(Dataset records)
--------------------------------------------------

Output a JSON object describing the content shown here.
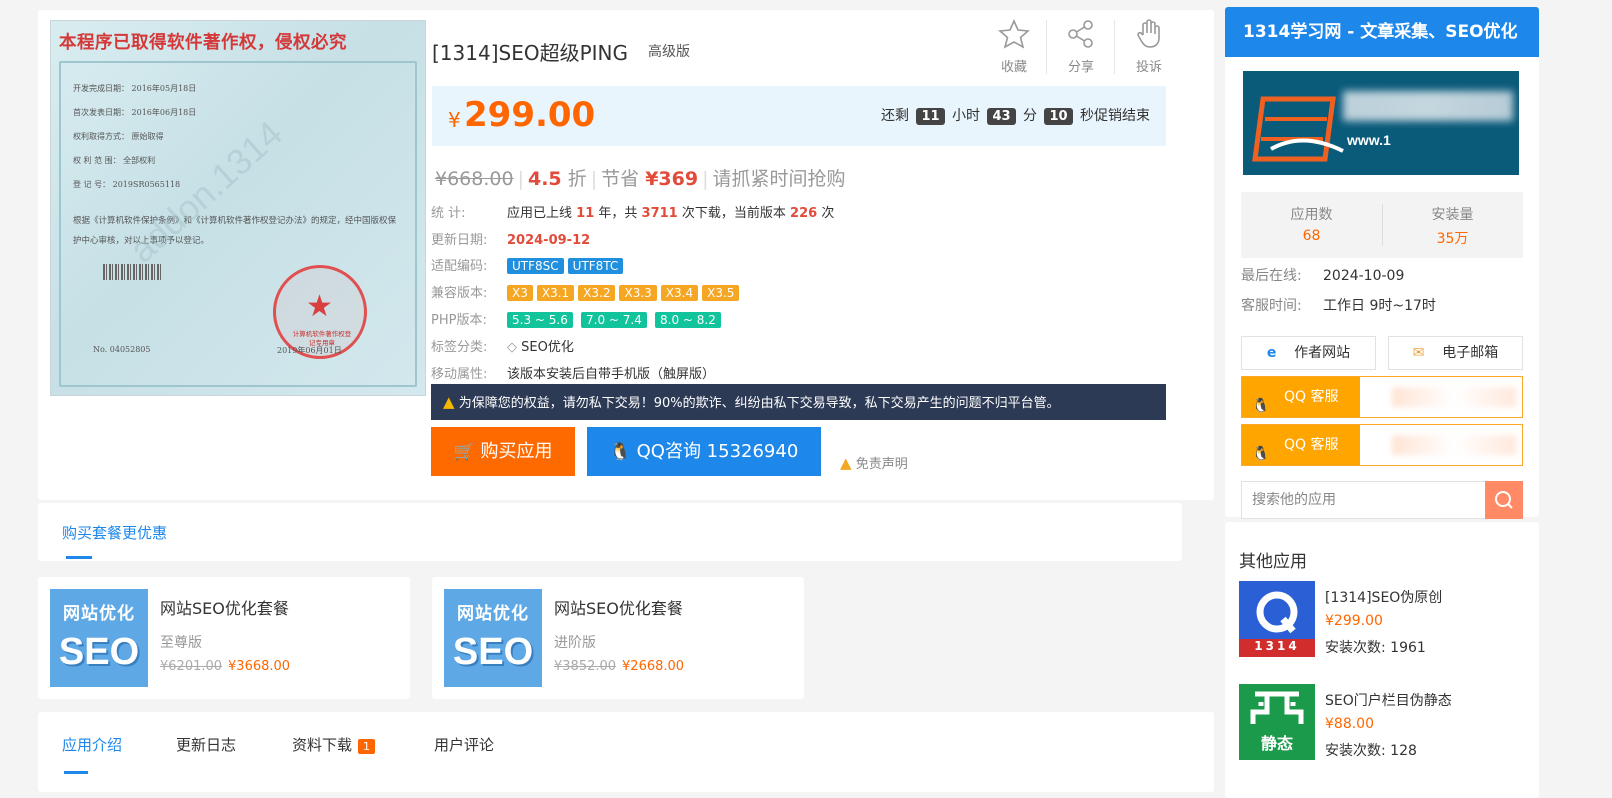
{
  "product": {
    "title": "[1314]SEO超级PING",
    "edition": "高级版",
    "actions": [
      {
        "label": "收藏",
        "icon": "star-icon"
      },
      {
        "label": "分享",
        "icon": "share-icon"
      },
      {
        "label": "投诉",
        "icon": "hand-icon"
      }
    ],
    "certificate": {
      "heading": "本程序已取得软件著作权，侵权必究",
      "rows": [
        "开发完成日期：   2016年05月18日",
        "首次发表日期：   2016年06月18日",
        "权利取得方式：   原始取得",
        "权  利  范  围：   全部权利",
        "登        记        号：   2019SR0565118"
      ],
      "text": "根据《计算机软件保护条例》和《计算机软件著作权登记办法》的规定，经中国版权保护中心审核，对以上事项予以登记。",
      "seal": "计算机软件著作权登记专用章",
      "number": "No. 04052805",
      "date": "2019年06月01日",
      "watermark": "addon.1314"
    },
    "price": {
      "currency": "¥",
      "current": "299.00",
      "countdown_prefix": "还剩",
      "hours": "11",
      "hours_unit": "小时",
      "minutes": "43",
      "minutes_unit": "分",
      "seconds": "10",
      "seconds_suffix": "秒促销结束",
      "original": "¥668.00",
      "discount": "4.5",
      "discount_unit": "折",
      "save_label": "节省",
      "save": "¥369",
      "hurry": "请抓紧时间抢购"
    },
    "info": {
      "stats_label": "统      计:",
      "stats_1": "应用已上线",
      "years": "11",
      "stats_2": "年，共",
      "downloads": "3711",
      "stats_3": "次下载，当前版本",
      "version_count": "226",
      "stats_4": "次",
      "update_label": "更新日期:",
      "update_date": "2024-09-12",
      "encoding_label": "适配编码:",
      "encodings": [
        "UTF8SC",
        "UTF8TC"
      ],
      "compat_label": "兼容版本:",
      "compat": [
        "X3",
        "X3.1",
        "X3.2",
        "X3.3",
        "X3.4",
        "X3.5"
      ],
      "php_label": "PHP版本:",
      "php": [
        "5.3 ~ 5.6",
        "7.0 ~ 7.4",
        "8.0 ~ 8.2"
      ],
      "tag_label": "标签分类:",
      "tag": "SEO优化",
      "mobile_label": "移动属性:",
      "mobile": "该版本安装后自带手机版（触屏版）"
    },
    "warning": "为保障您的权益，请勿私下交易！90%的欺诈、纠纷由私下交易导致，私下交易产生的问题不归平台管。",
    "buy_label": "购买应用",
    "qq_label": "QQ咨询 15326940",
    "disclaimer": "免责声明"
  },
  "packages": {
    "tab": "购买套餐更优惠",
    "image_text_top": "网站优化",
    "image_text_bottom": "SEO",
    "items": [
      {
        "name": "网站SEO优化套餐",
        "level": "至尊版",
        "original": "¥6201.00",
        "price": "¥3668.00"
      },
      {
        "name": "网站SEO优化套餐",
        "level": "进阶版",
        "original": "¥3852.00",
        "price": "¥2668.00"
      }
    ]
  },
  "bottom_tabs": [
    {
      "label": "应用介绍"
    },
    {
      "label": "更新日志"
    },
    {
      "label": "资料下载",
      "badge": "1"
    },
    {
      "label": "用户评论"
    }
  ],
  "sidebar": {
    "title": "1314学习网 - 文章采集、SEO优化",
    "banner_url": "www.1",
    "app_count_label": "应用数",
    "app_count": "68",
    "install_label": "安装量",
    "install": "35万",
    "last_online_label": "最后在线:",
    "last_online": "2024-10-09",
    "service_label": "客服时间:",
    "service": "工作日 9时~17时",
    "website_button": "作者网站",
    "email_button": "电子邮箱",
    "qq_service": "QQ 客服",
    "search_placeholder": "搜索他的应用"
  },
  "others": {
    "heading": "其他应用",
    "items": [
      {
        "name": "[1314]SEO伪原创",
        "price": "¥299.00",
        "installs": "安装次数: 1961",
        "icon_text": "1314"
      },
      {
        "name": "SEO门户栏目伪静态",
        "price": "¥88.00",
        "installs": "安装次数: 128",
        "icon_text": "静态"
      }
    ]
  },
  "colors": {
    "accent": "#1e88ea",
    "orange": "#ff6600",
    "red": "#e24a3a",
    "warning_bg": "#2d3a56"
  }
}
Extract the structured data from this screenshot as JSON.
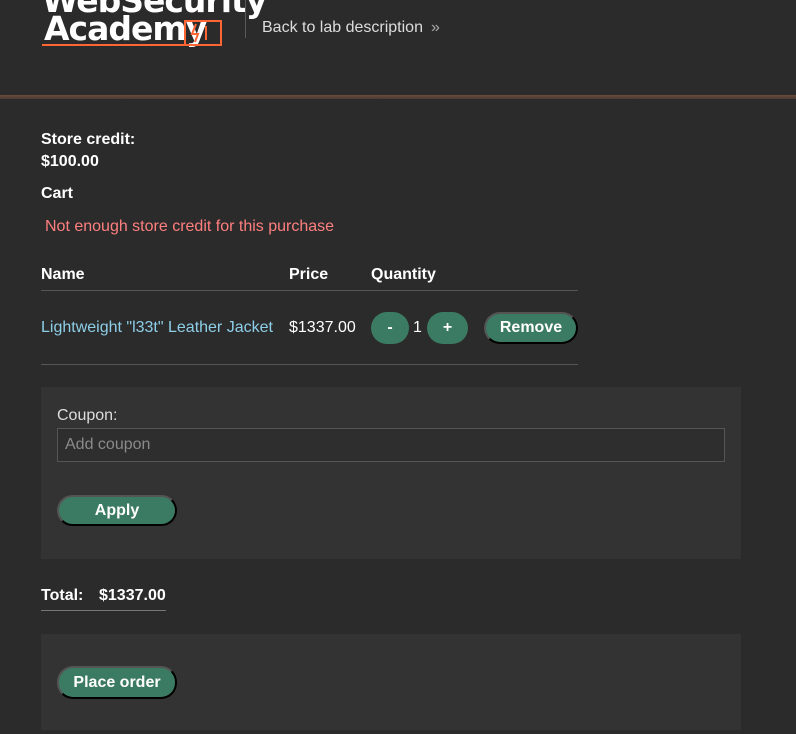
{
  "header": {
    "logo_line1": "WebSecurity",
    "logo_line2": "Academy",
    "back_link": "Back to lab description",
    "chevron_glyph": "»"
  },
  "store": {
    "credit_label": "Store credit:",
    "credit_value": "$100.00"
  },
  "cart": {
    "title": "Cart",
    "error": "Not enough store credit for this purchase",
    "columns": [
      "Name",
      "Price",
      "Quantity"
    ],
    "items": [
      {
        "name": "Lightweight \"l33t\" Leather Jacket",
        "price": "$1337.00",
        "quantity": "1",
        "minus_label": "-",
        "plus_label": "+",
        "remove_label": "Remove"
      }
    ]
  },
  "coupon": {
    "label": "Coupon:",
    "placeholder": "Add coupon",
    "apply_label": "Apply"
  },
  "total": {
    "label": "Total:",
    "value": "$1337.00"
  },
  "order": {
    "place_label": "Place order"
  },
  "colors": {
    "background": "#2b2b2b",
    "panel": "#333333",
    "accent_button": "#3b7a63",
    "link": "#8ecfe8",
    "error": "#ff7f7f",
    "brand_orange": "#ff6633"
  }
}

--------------------------------------------------

## WHAT IS ASKED:
Verbatim reproduction of every record is required; images are left out.

## ANSWER BELOW:
Output a JSON object describing the content shown here.
{
  "product": {
    "title": "[1314]SEO超级PING",
    "edition": "高级版",
    "actions": [
      {
        "label": "收藏",
        "icon": "star-icon"
      },
      {
        "label": "分享",
        "icon": "share-icon"
      },
      {
        "label": "投诉",
        "icon": "hand-icon"
      }
    ],
    "certificate": {
      "heading": "本程序已取得软件著作权，侵权必究",
      "rows": [
        "开发完成日期：   2016年05月18日",
        "首次发表日期：   2016年06月18日",
        "权利取得方式：   原始取得",
        "权  利  范  围：   全部权利",
        "登        记        号：   2019SR0565118"
      ],
      "text": "根据《计算机软件保护条例》和《计算机软件著作权登记办法》的规定，经中国版权保护中心审核，对以上事项予以登记。",
      "seal": "计算机软件著作权登记专用章",
      "number": "No. 04052805",
      "date": "2019年06月01日",
      "watermark": "addon.1314"
    },
    "price": {
      "currency": "¥",
      "current": "299.00",
      "countdown_prefix": "还剩",
      "hours": "11",
      "hours_unit": "小时",
      "minutes": "43",
      "minutes_unit": "分",
      "seconds": "10",
      "seconds_suffix": "秒促销结束",
      "original": "¥668.00",
      "discount": "4.5",
      "discount_unit": "折",
      "save_label": "节省",
      "save": "¥369",
      "hurry": "请抓紧时间抢购"
    },
    "info": {
      "stats_label": "统      计:",
      "stats_1": "应用已上线",
      "years": "11",
      "stats_2": "年，共",
      "downloads": "3711",
      "stats_3": "次下载，当前版本",
      "version_count": "226",
      "stats_4": "次",
      "update_label": "更新日期:",
      "update_date": "2024-09-12",
      "encoding_label": "适配编码:",
      "encodings": [
        "UTF8SC",
        "UTF8TC"
      ],
      "compat_label": "兼容版本:",
      "compat": [
        "X3",
        "X3.1",
        "X3.2",
        "X3.3",
        "X3.4",
        "X3.5"
      ],
      "php_label": "PHP版本:",
      "php": [
        "5.3 ~ 5.6",
        "7.0 ~ 7.4",
        "8.0 ~ 8.2"
      ],
      "tag_label": "标签分类:",
      "tag": "SEO优化",
      "mobile_label": "移动属性:",
      "mobile": "该版本安装后自带手机版（触屏版）"
    },
    "warning": "为保障您的权益，请勿私下交易！90%的欺诈、纠纷由私下交易导致，私下交易产生的问题不归平台管。",
    "buy_label": "购买应用",
    "qq_label": "QQ咨询 15326940",
    "disclaimer": "免责声明"
  },
  "packages": {
    "tab": "购买套餐更优惠",
    "image_text_top": "网站优化",
    "image_text_bottom": "SEO",
    "items": [
      {
        "name": "网站SEO优化套餐",
        "level": "至尊版",
        "original": "¥6201.00",
        "price": "¥3668.00"
      },
      {
        "name": "网站SEO优化套餐",
        "level": "进阶版",
        "original": "¥3852.00",
        "price": "¥2668.00"
      }
    ]
  },
  "bottom_tabs": [
    {
      "label": "应用介绍"
    },
    {
      "label": "更新日志"
    },
    {
      "label": "资料下载",
      "badge": "1"
    },
    {
      "label": "用户评论"
    }
  ],
  "sidebar": {
    "title": "1314学习网 - 文章采集、SEO优化",
    "banner_url": "www.1",
    "app_count_label": "应用数",
    "app_count": "68",
    "install_label": "安装量",
    "install": "35万",
    "last_online_label": "最后在线:",
    "last_online": "2024-10-09",
    "service_label": "客服时间:",
    "service": "工作日 9时~17时",
    "website_button": "作者网站",
    "email_button": "电子邮箱",
    "qq_service": "QQ 客服",
    "search_placeholder": "搜索他的应用"
  },
  "others": {
    "heading": "其他应用",
    "items": [
      {
        "name": "[1314]SEO伪原创",
        "price": "¥299.00",
        "installs": "安装次数: 1961",
        "icon_text": "1314"
      },
      {
        "name": "SEO门户栏目伪静态",
        "price": "¥88.00",
        "installs": "安装次数: 128",
        "icon_text": "静态"
      }
    ]
  },
  "colors": {
    "accent": "#1e88ea",
    "orange": "#ff6600",
    "red": "#e24a3a",
    "warning_bg": "#2d3a56"
  }
}
Extract the structured data from this screenshot as JSON.
{
  "header": {
    "logo_line1": "WebSecurity",
    "logo_line2": "Academy",
    "back_link": "Back to lab description",
    "chevron_glyph": "»"
  },
  "store": {
    "credit_label": "Store credit:",
    "credit_value": "$100.00"
  },
  "cart": {
    "title": "Cart",
    "error": "Not enough store credit for this purchase",
    "columns": [
      "Name",
      "Price",
      "Quantity"
    ],
    "items": [
      {
        "name": "Lightweight \"l33t\" Leather Jacket",
        "price": "$1337.00",
        "quantity": "1",
        "minus_label": "-",
        "plus_label": "+",
        "remove_label": "Remove"
      }
    ]
  },
  "coupon": {
    "label": "Coupon:",
    "placeholder": "Add coupon",
    "apply_label": "Apply"
  },
  "total": {
    "label": "Total:",
    "value": "$1337.00"
  },
  "order": {
    "place_label": "Place order"
  },
  "colors": {
    "background": "#2b2b2b",
    "panel": "#333333",
    "accent_button": "#3b7a63",
    "link": "#8ecfe8",
    "error": "#ff7f7f",
    "brand_orange": "#ff6633"
  }
}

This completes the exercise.